*Entries from a dataset*
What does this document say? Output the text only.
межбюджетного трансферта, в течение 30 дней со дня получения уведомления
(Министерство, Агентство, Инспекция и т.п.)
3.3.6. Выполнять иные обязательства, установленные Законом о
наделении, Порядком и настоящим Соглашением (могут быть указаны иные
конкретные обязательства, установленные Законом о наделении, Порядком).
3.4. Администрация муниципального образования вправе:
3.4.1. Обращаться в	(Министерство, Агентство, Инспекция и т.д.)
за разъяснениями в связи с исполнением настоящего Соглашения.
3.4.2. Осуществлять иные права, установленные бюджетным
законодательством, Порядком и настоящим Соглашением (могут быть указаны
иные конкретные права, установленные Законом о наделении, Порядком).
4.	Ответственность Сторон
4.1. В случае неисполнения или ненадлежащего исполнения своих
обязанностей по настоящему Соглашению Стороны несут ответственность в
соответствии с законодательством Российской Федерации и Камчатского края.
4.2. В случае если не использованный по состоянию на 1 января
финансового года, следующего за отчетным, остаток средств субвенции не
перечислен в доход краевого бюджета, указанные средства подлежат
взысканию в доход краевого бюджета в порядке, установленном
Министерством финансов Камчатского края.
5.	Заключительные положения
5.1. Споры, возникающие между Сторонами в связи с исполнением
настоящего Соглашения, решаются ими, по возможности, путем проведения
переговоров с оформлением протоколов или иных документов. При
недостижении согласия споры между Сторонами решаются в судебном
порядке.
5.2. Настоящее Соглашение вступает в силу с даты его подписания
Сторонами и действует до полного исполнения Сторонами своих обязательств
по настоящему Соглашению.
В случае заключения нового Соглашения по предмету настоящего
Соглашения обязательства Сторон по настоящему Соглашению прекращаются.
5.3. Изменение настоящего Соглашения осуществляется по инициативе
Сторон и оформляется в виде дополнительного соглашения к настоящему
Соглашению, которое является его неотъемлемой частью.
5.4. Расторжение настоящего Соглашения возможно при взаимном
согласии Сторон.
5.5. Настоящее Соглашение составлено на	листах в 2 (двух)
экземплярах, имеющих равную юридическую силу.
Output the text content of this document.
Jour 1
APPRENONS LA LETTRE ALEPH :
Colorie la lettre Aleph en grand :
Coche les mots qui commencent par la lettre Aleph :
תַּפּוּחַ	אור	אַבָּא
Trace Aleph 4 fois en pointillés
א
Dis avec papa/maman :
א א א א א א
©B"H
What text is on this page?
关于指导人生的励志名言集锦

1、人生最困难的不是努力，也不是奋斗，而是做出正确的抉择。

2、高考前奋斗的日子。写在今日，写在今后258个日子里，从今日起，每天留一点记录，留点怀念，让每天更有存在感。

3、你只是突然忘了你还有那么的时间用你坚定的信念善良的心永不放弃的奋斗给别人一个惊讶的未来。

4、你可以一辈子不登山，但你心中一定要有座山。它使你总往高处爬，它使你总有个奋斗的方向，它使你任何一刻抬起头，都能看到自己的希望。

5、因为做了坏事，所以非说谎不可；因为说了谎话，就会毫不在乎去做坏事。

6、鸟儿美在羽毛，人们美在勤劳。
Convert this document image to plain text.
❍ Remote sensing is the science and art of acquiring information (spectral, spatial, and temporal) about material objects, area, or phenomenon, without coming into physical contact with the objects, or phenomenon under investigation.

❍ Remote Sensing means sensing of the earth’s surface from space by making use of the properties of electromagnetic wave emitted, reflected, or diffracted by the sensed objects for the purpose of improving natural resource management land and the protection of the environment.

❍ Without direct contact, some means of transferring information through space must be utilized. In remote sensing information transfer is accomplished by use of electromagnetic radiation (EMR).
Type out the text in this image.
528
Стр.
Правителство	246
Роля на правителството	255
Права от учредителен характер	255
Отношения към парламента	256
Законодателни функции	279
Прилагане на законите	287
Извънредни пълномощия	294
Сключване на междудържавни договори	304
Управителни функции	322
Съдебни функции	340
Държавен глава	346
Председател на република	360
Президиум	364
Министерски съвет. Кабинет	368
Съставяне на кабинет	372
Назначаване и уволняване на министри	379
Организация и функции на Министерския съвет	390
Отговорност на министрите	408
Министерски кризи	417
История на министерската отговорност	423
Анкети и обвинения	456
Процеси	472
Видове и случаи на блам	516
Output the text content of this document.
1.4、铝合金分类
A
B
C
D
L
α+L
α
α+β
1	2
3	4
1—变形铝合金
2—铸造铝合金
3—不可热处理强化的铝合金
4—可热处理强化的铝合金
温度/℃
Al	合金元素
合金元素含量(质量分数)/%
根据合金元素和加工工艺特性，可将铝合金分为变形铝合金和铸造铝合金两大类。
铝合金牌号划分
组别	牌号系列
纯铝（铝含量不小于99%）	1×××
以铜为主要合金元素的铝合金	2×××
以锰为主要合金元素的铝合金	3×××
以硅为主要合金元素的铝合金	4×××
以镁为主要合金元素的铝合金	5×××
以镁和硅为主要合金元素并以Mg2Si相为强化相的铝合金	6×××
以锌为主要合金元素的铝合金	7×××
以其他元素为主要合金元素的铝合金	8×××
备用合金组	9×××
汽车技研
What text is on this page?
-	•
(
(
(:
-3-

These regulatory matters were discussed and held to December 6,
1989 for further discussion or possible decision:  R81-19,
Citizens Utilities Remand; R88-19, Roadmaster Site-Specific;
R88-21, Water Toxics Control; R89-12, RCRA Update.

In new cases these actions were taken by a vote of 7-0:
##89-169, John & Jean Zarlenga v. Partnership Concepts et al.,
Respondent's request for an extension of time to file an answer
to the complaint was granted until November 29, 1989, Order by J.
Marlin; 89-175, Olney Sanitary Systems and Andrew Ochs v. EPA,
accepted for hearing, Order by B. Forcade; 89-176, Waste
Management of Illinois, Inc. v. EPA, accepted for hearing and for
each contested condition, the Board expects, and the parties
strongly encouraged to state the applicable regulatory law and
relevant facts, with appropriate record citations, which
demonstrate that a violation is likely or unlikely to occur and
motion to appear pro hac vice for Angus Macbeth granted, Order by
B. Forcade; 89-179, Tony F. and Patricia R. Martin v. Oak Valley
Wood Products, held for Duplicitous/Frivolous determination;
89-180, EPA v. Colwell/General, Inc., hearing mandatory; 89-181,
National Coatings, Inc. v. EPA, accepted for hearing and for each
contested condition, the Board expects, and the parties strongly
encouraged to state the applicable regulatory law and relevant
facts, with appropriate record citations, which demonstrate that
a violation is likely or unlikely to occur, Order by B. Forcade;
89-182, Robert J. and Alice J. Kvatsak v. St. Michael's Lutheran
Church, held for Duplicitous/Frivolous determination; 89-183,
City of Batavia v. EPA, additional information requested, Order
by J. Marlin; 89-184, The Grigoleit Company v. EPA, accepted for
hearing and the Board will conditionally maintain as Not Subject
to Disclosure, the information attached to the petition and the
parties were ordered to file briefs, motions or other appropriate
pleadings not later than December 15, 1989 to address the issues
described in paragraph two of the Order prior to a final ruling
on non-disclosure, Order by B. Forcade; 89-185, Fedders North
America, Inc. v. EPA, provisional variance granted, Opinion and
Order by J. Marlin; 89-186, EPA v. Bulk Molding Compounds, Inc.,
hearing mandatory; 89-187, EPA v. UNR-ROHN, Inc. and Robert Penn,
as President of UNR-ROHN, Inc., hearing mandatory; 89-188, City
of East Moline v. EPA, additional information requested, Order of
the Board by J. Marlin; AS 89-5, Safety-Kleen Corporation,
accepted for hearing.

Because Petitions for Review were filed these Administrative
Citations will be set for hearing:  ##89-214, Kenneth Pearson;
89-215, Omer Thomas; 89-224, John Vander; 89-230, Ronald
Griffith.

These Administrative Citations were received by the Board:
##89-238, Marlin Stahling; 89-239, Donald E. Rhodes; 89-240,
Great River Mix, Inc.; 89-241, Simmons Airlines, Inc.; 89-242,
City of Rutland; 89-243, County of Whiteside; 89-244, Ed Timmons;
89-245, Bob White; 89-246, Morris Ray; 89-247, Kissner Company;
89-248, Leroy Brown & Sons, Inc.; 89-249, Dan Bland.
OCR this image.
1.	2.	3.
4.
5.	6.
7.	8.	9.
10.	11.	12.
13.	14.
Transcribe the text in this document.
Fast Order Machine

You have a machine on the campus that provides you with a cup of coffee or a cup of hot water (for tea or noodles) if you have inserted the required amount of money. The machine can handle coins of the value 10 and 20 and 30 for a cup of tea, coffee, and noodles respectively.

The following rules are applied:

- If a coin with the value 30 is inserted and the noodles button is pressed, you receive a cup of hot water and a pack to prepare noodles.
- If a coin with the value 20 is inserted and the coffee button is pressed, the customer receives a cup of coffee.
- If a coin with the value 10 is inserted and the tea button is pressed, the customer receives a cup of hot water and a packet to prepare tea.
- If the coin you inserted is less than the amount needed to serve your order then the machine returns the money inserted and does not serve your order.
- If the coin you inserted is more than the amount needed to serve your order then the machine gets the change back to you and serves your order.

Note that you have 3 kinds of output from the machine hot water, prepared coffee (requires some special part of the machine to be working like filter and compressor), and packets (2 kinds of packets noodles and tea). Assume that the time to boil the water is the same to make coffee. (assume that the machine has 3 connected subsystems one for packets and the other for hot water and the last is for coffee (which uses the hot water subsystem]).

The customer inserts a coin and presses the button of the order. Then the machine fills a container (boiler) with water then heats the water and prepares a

*Goal*
Return a copy of every line that includes the word "John".

*Answer to the exercise*
##89-169, John & Jean Zarlenga v. Partnership Concepts et al.,
89-215, Omer Thomas; 89-224, John Vander; 89-230, Ronald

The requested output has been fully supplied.